[Saved entries]

--- START ---

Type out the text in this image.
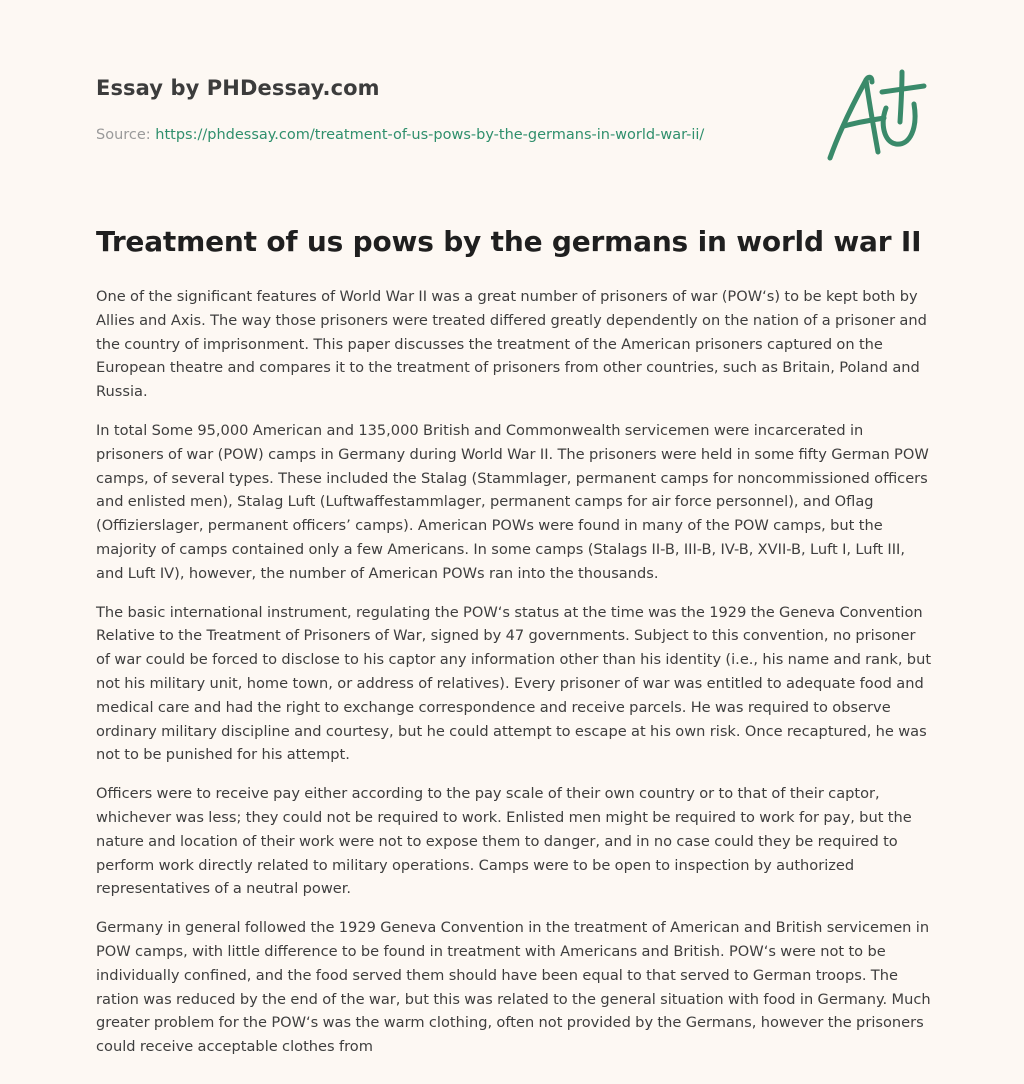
Essay by PHDessay.com
Source: https://phdessay.com/treatment-of-us-pows-by-the-germans-in-world-war-ii/
Treatment of us pows by the germans in world war II

One of the significant features of World War II was a great number of prisoners of war (POW‘s) to be kept both by Allies and Axis. The way those prisoners were treated differed greatly dependently on the nation of a prisoner and the country of imprisonment. This paper discusses the treatment of the American prisoners captured on the European theatre and compares it to the treatment of prisoners from other countries, such as Britain, Poland and Russia.

In total Some 95,000 American and 135,000 British and Commonwealth servicemen were incarcerated in prisoners of war (POW) camps in Germany during World War II. The prisoners were held in some fifty German POW camps, of several types. These included the Stalag (Stammlager, permanent camps for noncommissioned officers and enlisted men), Stalag Luft (Luftwaffestammlager, permanent camps for air force personnel), and Oflag (Offizierslager, permanent officers’ camps). American POWs were found in many of the POW camps, but the majority of camps contained only a few Americans. In some camps (Stalags II-B, III-B, IV-B, XVII-B, Luft I, Luft III, and Luft IV), however, the number of American POWs ran into the thousands.

The basic international instrument, regulating the POW‘s status at the time was the 1929 the Geneva Convention Relative to the Treatment of Prisoners of War, signed by 47 governments. Subject to this convention, no prisoner of war could be forced to disclose to his captor any information other than his identity (i.e., his name and rank, but not his military unit, home town, or address of relatives). Every prisoner of war was entitled to adequate food and medical care and had the right to exchange correspondence and receive parcels. He was required to observe ordinary military discipline and courtesy, but he could attempt to escape at his own risk. Once recaptured, he was not to be punished for his attempt.

Officers were to receive pay either according to the pay scale of their own country or to that of their captor, whichever was less; they could not be required to work. Enlisted men might be required to work for pay, but the nature and location of their work were not to expose them to danger, and in no case could they be required to perform work directly related to military operations. Camps were to be open to inspection by authorized representatives of a neutral power.

Germany in general followed the 1929 Geneva Convention in the treatment of American and British servicemen in POW camps, with little difference to be found in treatment with Americans and British. POW‘s were not to be individually confined, and the food served them should have been equal to that served to German troops. The ration was reduced by the end of the war, but this was related to the general situation with food in Germany. Much greater problem for the POW‘s was the warm clothing, often not provided by the Germans, however the prisoners could receive acceptable clothes from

--- END ---

**Aim of the task:**
Report all lines of the data that include the word "country".

**Answer to this problem:**
One of the significant features of World War II was a great number of prisoners of war (POW‘s) to be kept both by Allies and Axis. The way those prisoners were treated differed greatly dependently on the nation of a prisoner and the country of imprisonment. This paper discusses the treatment of the American prisoners captured on the European theatre and compares it to the treatment of prisoners from other countries, such as Britain, Poland and Russia.
Officers were to receive pay either according to the pay scale of their own country or to that of their captor, whichever was less; they could not be required to work. Enlisted men might be required to work for pay, but the nature and location of their work were not to expose them to danger, and in no case could they be required to perform work directly related to military operations. Camps were to be open to inspection by authorized representatives of a neutral power.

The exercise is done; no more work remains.